» **Task brief**
Each of the entries below is to be written out exactly, and the images skipped.

» **Recorded data**
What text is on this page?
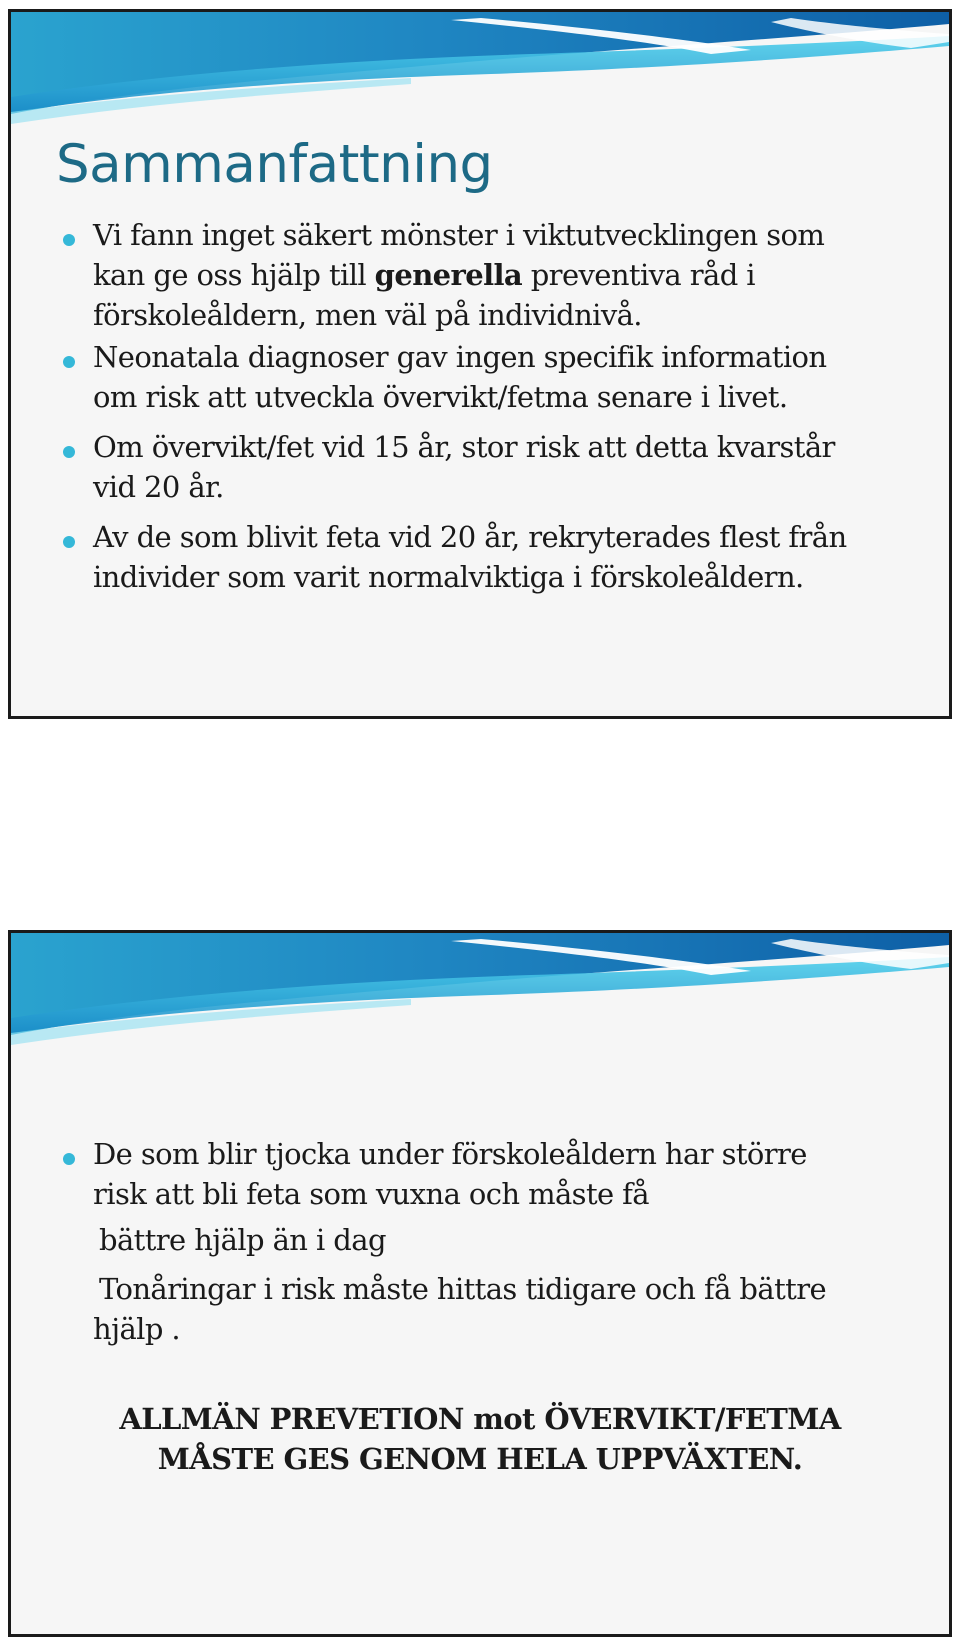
Sammanfattning
Vi fann inget säkert mönster i viktutvecklingen som
kan ge oss hjälp till generella preventiva råd i
förskoleåldern, men väl på individnivå.
Neonatala diagnoser gav ingen specifik information
om risk att utveckla övervikt/fetma senare i livet.
Om övervikt/fet vid 15 år, stor risk att detta kvarstår
vid 20 år.
Av de som blivit feta vid 20 år, rekryterades flest från
individer som varit normalviktiga i förskoleåldern.
De som blir tjocka under förskoleåldern har större
risk att bli feta som vuxna och måste få
bättre hjälp än i dag
Tonåringar i risk måste hittas tidigare och få bättre
hjälp .
ALLMÄN PREVETION mot ÖVERVIKT/FETMA
MÅSTE GES GENOM HELA UPPVÄXTEN.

» **Result**
What text is on this page?
Sammanfattning
Vi fann inget säkert mönster i viktutvecklingen som
kan ge oss hjälp till generella preventiva råd i
förskoleåldern, men väl på individnivå.
Neonatala diagnoser gav ingen specifik information
om risk att utveckla övervikt/fetma senare i livet.
Om övervikt/fet vid 15 år, stor risk att detta kvarstår
vid 20 år.
Av de som blivit feta vid 20 år, rekryterades flest från
individer som varit normalviktiga i förskoleåldern.
De som blir tjocka under förskoleåldern har större
risk att bli feta som vuxna och måste få
bättre hjälp än i dag
Tonåringar i risk måste hittas tidigare och få bättre
hjälp .
ALLMÄN PREVETION mot ÖVERVIKT/FETMA
MÅSTE GES GENOM HELA UPPVÄXTEN.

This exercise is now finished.